## begin INPUT MATERIAL
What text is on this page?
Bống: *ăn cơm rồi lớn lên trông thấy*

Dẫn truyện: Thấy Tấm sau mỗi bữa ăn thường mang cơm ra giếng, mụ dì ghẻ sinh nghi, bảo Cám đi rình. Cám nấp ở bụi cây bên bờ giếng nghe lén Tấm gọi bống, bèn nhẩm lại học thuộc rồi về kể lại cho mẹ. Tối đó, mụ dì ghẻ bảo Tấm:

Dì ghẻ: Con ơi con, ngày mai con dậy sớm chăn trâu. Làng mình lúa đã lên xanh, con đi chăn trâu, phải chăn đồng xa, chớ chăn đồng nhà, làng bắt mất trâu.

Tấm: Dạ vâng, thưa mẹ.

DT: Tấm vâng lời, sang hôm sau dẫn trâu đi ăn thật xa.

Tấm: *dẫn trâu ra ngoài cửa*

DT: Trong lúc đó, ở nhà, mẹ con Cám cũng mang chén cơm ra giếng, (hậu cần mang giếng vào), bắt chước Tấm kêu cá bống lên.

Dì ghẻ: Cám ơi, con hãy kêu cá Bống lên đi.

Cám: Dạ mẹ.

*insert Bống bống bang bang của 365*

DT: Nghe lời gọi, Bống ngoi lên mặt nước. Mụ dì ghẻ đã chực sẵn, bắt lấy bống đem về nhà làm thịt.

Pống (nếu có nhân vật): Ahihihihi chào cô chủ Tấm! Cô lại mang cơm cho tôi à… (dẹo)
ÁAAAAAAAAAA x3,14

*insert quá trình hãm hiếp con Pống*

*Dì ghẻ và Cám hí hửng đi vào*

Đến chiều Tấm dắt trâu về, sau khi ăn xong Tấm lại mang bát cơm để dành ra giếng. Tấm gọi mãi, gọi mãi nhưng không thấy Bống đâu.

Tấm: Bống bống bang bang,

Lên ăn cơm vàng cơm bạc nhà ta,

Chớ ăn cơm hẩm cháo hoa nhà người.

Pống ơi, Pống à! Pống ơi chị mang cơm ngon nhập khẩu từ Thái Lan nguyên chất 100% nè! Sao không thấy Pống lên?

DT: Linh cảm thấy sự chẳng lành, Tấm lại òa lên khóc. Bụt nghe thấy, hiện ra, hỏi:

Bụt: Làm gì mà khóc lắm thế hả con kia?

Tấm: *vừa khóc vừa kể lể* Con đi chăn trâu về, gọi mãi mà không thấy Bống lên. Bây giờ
## end INPUT MATERIAL
## begin INPUT MATERIAL
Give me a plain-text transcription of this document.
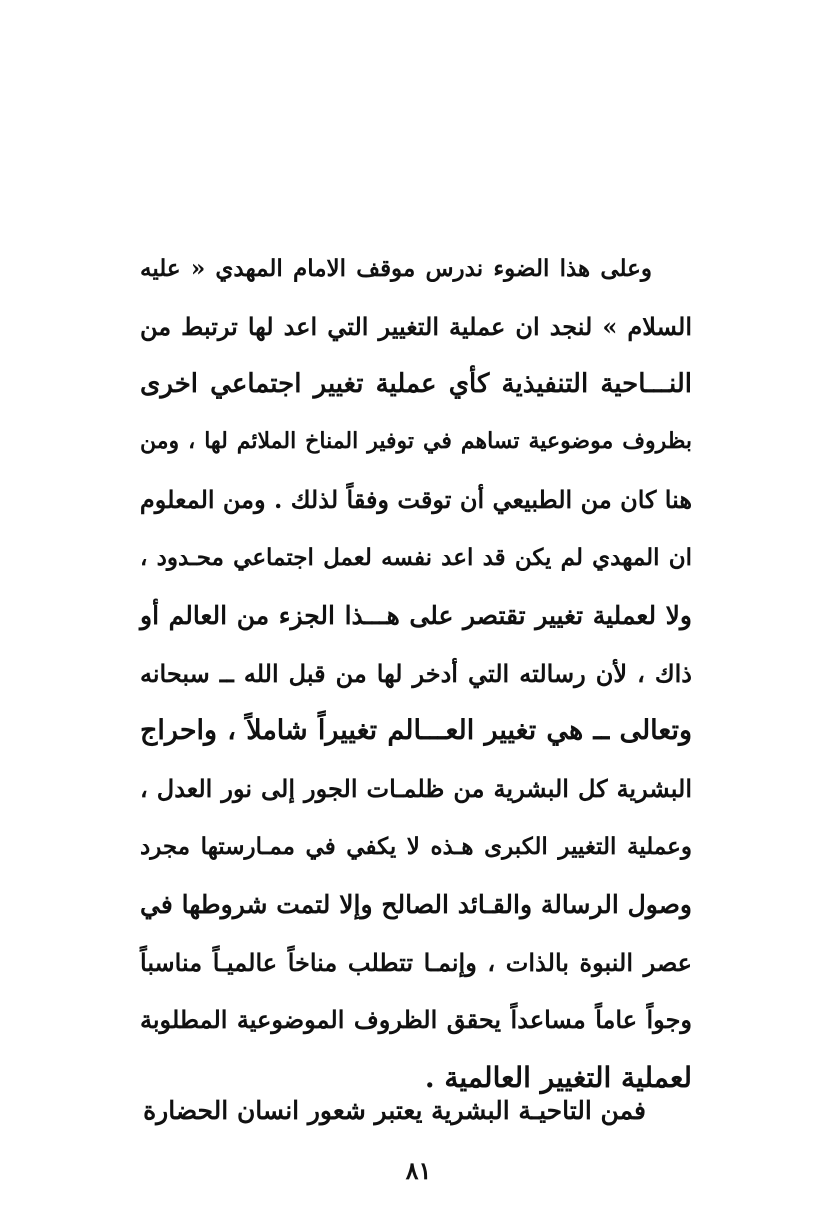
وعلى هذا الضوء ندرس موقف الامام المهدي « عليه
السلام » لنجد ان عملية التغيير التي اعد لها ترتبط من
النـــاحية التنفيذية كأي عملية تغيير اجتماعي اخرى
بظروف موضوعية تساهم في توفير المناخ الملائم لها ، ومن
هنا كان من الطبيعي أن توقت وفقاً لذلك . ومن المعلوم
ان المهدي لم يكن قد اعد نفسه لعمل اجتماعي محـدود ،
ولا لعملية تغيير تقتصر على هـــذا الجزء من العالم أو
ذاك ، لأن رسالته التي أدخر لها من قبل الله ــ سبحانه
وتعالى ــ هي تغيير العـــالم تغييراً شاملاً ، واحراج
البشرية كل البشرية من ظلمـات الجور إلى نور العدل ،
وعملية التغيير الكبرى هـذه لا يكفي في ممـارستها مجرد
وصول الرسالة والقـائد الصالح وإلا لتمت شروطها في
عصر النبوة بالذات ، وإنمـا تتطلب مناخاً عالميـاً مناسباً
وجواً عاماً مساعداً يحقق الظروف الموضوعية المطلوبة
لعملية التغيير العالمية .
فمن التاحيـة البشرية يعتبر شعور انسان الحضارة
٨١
## end INPUT MATERIAL
## begin INPUT MATERIAL
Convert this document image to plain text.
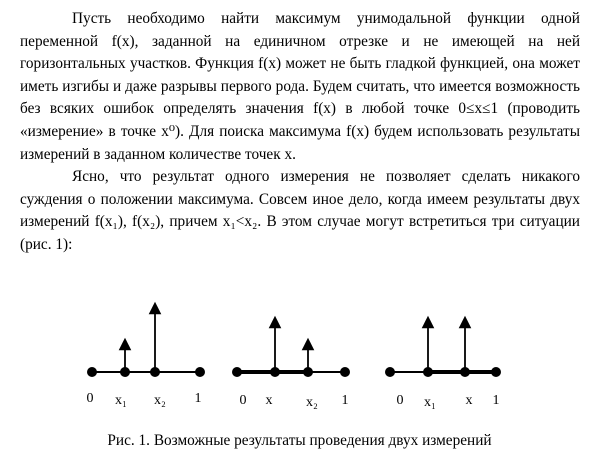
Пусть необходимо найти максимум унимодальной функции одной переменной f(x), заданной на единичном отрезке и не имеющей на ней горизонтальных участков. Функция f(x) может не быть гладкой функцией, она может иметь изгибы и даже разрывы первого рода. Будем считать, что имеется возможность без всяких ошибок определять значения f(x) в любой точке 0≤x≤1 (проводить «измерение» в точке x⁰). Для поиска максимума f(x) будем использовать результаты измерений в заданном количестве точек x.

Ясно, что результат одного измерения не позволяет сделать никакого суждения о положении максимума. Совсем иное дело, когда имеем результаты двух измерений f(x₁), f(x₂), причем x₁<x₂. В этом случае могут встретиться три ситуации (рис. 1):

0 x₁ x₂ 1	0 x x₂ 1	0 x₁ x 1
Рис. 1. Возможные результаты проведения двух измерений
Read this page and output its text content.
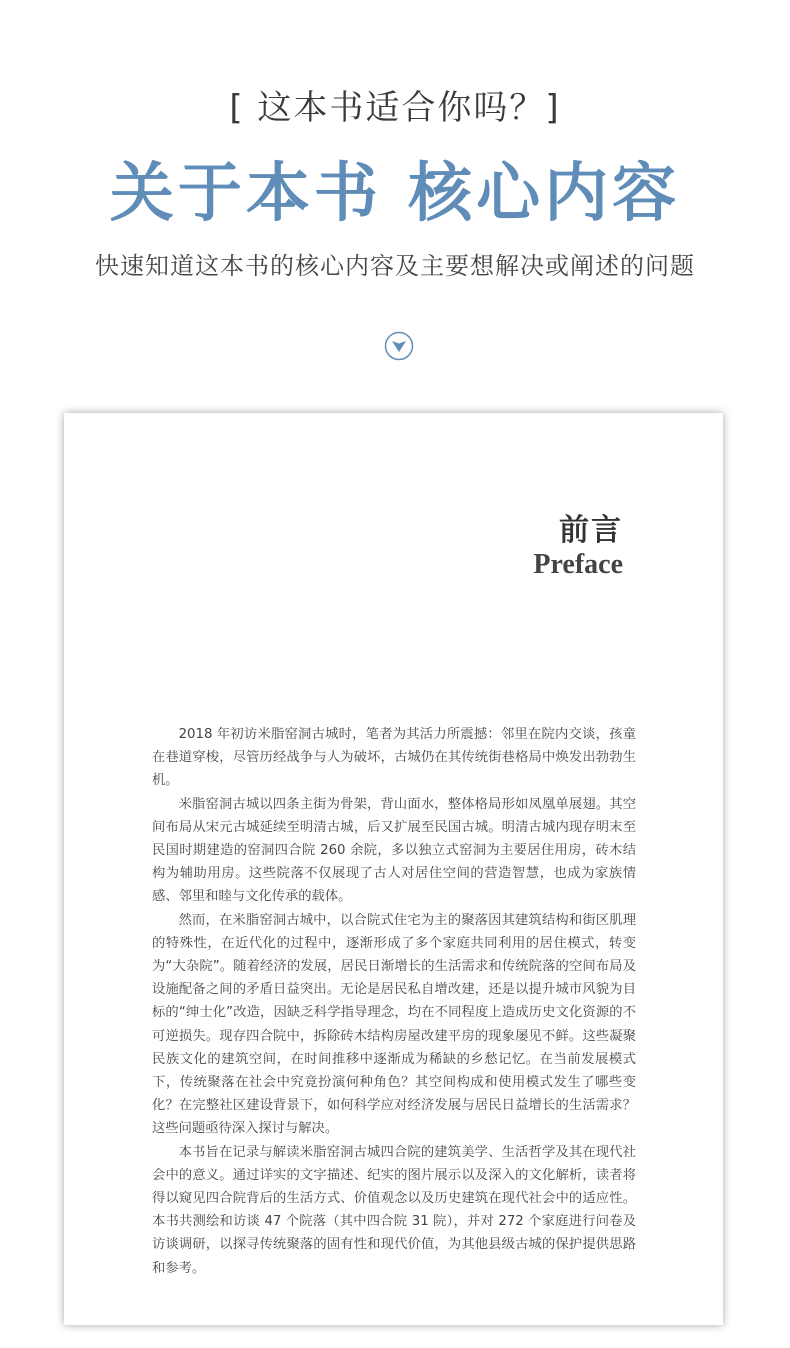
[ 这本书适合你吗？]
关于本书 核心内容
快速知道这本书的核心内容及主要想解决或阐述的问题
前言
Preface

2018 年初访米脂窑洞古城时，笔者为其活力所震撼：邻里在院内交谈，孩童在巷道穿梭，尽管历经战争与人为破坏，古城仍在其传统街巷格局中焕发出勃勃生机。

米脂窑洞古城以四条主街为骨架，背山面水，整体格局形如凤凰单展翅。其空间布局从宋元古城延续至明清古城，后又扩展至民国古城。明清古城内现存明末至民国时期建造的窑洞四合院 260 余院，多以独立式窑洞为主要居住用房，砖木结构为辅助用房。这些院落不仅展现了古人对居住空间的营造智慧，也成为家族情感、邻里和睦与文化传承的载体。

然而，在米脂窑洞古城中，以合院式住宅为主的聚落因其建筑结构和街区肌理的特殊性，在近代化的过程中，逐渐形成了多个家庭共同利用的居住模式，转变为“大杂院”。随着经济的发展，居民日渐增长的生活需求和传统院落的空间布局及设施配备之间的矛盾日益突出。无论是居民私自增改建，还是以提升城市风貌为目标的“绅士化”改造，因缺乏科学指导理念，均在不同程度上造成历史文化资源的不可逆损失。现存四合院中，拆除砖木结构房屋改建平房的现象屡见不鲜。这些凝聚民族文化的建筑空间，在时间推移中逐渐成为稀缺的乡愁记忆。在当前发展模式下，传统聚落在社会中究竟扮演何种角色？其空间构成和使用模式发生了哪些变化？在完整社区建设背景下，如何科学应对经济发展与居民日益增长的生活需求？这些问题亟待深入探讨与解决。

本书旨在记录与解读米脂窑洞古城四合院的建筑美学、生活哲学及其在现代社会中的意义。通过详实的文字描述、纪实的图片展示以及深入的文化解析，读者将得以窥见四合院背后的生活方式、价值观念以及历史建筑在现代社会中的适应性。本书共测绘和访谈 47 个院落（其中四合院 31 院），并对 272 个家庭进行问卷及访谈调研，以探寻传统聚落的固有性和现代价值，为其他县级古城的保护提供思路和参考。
## end INPUT MATERIAL
DESCRIPTION OF THE TASK - Give only the number of lines in the material above where the string "двух" appears.

SOLUTION TO THIS PROBLEM - 2